[BEGIN Source excerpt]
ENDitorial: The FRA Law – Sleepwalking into a Surveillance Society
(Dieser Artikel ist auch in deutscher Sprache verfügbar)
New disclosures from researchers and electronic surveillance experts in an
effort to explain the real impacts and implications of the FRA law.
The Swedish Parliament passed controversial legislation last June, the so
called FRA law. It seems that the MPs didn’t realise what they were voting
for when they voted the FRA law. The FRA law is one in a line of laws
calling for mass surveillance of ordinary people. It gives the Swedish
signal intelligence agency, FRA, (the National Defence Radio Establishment)
the right to eavesdrop on all civilian Internet, telephone and fax traffic
and keep tabs on the social networks of innocent citizens. This can be done
by accessing various existing databases carrying information about a given
person’s race, ethnic origin, political views, union membership, sexual
habits etc. In addition, the FRA agency is entitled to transfer personal
data to foreign powers. In this way FRA may get to know you better than you
know yourself. Keeping under surveillance lots of innocent private
individuals is unacceptable and contrary to the principles governing
democratic societies. This is the view of thirteen researchers and experts
in different areas of knowledge who have analysed the FRA law.
The digital revolution affects our lives in terms of privacy more than we
think. We leave electronic ‘footprints’ whatever we do: paying by credit
card, visiting website homepages, calling friends on the phone or sending
them an e-mail. Imagine that someone decides to collect all this information
and assemble it in a massive database. Using the right tools they will be
able to identify your lifestyle patterns and gain insight into your
personality.
These recurring personality patterns can be graphically illustrated by means
of a sociogram.
A sociogram is a graphic representation of the relationships between
persons, organisations, homepages etc., with the view to determine personal
social networks, position of power, views and beliefs and other personal
information.
The actual message is less important than the information about the sender,
recipient, the time of transaction, and means of communication. If the
personal sociogram is known, it is possible to establish the person’s
contact relationships, which is often all that is needed.
[END Source excerpt]
Requirements.
(a) In the FRA law editorial, how many researchers and experts analyzed the law?
(b) Rewrite everything from "The digital revolution" down to "of a sociogram." in the FRA law editorial, swapping "footprints" for "traces".
(c) What comes next in the FRA law editorial? Write the following part, picking up after its final sentence.
The listing comes from a separate source unrelated to the editorial.
[BEGIN Supplied entries]
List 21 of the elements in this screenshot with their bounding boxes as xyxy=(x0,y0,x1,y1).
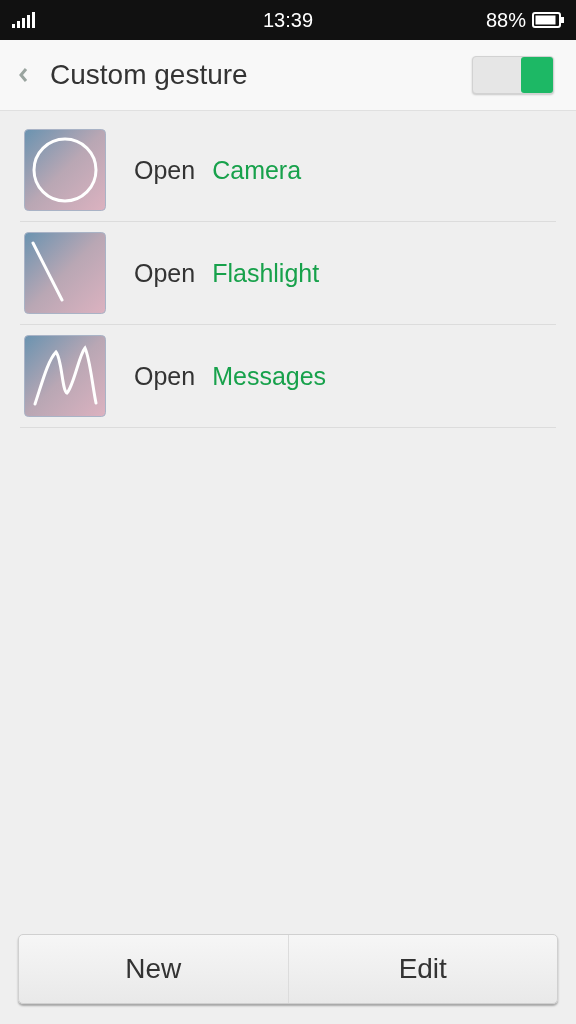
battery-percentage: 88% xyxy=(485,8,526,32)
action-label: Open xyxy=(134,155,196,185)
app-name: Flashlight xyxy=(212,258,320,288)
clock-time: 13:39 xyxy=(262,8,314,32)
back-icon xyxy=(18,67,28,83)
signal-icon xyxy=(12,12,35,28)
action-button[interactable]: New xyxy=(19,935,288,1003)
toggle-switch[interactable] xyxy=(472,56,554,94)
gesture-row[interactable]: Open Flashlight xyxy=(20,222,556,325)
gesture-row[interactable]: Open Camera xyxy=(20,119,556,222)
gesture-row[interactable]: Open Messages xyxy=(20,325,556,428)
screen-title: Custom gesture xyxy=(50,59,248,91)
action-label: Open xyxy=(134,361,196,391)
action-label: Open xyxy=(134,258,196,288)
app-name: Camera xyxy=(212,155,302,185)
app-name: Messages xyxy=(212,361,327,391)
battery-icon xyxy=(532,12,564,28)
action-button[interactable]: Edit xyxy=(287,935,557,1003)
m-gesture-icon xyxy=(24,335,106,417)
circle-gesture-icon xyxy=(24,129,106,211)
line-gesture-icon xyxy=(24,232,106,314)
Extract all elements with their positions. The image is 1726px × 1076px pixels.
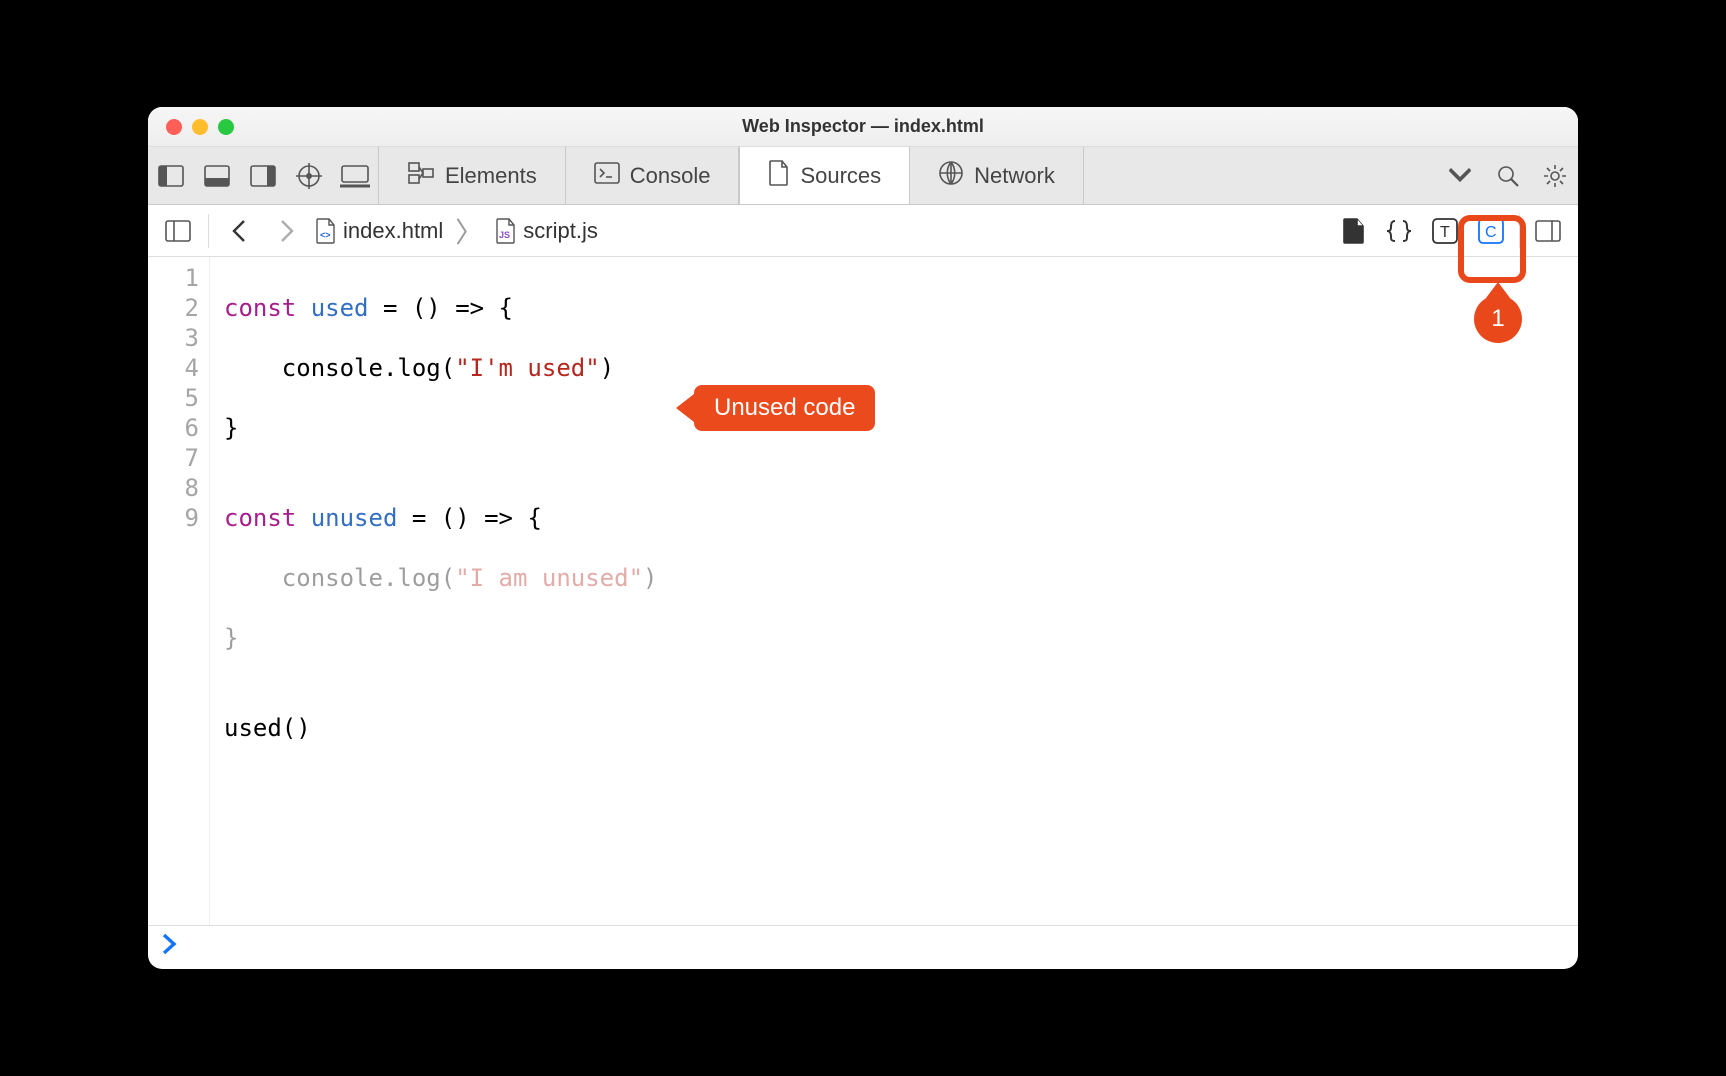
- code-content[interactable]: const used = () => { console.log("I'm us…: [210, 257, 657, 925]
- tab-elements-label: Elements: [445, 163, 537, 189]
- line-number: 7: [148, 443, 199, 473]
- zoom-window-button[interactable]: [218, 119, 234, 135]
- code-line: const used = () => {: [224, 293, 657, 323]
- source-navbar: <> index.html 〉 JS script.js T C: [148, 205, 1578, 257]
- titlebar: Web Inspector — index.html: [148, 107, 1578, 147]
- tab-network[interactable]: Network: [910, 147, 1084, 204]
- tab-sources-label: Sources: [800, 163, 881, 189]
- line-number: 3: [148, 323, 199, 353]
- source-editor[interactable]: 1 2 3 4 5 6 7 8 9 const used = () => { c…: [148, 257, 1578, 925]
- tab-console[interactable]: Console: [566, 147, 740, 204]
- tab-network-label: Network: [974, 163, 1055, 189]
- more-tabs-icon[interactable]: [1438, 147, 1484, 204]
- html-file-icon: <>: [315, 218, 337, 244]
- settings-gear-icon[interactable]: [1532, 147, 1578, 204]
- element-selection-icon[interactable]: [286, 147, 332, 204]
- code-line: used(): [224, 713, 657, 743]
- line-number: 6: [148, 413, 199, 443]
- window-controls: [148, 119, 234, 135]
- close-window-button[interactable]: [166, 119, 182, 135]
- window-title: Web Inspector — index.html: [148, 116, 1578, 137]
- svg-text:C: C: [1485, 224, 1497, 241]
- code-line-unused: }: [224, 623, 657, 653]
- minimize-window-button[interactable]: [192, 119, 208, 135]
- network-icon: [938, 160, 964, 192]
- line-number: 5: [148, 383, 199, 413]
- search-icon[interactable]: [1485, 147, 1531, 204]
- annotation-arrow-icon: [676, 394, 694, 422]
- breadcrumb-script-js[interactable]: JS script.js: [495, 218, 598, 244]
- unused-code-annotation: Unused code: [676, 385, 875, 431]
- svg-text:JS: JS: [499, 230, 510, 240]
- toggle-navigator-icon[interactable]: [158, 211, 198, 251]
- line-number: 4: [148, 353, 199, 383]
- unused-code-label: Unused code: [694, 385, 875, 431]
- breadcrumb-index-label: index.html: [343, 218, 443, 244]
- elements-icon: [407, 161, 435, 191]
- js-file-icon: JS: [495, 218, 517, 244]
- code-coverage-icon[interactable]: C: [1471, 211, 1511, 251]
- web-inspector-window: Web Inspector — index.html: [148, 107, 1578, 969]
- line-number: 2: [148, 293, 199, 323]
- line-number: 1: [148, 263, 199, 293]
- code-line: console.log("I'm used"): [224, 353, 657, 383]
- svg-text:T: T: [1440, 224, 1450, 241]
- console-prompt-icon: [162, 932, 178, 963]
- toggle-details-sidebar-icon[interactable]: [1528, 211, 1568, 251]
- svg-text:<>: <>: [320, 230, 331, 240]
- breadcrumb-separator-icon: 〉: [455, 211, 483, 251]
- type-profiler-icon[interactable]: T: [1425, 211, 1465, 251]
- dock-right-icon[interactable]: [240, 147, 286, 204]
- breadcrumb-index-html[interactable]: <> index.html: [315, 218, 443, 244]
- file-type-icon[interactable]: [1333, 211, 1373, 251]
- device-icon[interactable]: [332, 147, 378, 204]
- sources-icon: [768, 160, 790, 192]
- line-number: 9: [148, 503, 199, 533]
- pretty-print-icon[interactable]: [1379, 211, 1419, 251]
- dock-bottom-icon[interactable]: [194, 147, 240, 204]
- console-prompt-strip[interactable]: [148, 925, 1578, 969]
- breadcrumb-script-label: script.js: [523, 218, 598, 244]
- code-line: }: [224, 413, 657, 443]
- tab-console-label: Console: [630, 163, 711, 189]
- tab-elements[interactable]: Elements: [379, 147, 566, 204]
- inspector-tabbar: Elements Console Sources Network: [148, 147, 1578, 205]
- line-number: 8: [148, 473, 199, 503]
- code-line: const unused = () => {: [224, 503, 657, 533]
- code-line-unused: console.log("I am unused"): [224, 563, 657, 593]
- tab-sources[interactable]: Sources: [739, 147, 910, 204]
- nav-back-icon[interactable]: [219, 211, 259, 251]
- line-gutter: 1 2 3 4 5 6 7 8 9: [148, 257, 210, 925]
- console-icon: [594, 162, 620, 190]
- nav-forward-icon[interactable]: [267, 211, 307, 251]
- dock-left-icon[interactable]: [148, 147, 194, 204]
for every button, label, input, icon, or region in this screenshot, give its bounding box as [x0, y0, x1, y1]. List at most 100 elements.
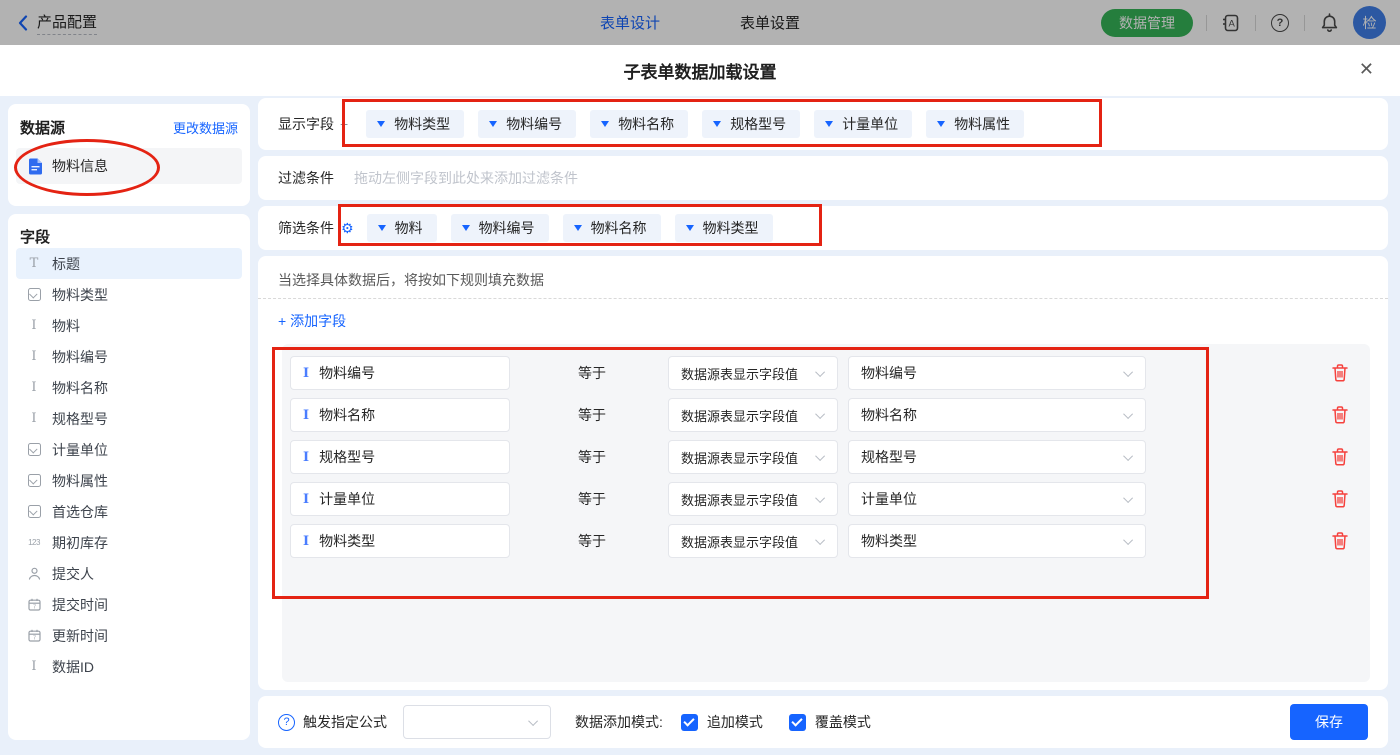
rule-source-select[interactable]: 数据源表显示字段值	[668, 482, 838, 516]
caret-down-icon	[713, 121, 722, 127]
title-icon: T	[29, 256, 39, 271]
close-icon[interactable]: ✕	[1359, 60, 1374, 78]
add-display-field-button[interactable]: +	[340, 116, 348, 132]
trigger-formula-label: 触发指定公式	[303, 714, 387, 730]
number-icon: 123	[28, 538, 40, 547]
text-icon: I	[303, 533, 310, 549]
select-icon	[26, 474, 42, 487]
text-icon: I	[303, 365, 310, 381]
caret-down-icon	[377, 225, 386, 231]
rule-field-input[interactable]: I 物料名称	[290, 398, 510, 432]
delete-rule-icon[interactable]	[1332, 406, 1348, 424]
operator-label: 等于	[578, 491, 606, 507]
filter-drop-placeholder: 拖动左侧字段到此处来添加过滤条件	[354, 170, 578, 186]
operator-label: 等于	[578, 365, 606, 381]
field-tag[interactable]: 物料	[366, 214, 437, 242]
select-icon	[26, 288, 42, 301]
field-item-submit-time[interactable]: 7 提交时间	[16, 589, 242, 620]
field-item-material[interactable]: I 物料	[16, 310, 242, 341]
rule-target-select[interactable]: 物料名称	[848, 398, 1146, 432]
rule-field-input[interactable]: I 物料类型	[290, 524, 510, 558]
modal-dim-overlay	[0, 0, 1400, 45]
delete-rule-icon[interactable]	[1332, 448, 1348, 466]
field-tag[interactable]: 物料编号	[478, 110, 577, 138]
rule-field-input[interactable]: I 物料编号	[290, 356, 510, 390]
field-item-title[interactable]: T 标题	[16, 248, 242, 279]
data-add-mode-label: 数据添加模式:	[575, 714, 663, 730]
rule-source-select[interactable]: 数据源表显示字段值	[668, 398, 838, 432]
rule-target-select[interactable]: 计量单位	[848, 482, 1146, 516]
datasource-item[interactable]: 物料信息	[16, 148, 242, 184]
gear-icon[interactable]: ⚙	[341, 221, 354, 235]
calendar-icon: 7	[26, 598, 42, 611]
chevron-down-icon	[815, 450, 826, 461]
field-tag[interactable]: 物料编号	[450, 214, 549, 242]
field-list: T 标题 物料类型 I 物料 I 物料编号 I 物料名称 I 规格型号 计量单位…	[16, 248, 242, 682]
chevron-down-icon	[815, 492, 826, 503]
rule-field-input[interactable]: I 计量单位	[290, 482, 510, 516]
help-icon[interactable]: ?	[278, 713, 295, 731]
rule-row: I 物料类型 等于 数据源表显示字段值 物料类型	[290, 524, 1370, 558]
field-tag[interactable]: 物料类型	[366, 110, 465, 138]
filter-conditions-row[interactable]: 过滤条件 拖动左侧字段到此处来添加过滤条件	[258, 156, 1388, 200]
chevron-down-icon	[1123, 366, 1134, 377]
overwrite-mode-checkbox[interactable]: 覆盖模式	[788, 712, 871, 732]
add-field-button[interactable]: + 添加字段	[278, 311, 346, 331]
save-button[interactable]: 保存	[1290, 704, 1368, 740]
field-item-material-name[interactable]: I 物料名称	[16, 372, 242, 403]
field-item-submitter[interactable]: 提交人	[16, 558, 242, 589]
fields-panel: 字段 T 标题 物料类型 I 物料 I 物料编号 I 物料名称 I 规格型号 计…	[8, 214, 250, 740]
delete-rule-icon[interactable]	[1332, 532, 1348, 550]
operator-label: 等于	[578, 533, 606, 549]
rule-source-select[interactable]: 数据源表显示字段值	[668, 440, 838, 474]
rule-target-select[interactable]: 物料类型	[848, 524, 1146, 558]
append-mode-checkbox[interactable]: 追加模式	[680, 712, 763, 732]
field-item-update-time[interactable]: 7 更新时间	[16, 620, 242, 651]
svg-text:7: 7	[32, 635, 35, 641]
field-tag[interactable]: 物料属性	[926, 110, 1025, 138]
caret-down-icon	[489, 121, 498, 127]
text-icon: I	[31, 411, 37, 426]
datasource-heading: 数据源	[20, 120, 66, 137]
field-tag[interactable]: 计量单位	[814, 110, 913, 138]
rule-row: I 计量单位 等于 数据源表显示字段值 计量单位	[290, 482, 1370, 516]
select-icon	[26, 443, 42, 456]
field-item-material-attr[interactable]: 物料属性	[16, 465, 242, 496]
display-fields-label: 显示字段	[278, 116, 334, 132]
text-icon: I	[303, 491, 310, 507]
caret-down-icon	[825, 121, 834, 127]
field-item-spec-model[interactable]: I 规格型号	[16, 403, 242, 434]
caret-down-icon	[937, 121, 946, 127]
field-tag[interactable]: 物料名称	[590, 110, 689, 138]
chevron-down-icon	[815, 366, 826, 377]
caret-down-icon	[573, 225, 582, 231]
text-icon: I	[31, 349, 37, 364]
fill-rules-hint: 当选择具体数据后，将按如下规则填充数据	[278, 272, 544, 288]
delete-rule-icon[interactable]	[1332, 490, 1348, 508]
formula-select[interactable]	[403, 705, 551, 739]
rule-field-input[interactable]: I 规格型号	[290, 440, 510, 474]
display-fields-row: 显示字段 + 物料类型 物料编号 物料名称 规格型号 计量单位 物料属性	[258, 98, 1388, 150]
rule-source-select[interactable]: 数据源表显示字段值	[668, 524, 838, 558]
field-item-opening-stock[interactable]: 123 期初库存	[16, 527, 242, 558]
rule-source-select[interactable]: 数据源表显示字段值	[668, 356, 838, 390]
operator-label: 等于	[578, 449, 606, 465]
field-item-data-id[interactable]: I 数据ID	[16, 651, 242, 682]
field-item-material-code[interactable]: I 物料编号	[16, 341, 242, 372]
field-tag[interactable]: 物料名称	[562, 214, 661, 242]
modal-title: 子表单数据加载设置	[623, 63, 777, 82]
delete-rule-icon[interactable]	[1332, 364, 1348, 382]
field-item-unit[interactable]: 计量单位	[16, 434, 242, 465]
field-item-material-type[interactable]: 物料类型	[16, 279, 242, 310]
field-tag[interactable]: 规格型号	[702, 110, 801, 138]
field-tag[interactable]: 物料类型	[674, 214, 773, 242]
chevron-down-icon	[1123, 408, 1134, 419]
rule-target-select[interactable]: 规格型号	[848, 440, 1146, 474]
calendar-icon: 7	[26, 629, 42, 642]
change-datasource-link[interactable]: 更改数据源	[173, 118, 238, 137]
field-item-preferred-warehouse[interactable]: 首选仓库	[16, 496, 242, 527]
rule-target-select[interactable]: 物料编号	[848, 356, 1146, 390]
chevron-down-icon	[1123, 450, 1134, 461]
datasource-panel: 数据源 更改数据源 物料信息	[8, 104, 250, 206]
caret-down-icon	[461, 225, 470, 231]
[END Supplied entries]
Answers to the exercise.
(a) Thirteen researchers and experts analyzed the FRA law.

(b)
The digital revolution affects our lives in terms of privacy more than we
think. We leave electronic ‘traces’ whatever we do: paying by credit
card, visiting website homepages, calling friends on the phone or sending
them an e-mail. Imagine that someone decides to collect all this information
and assemble it in a massive database. Using the right tools they will be
able to identify your lifestyle patterns and gain insight into your
personality.
These recurring personality patterns can be graphically illustrated by means
of a sociogram.

(c)
Two questions have been left unanswered by the FRA-law debate. The first
question is: How will FRA be able to access information when an increasing
number of users choose to encrypt their messages? This is especially
relevant, as there has been a tendency for encryption techniques to develop
at a faster rate than decryption techniques. FRA has stated that this should
not pose an insurmountable problem, since the message content need not be
examined in order to determine whether a given communication is worth
further examination.
The second question is: What will happen to all this incoming electronic
traffic once it has been re-routed and fed into the FRA agency? The answer
is that it will be examined and analysed by means of social network analysis
techniques such as, for example, sociographic representations.
Different individuals can be linked to different sociograms: we have
different everyday experiences, social relations, interests, views and
beliefs, all of which is reflected in our electronic communication contacts.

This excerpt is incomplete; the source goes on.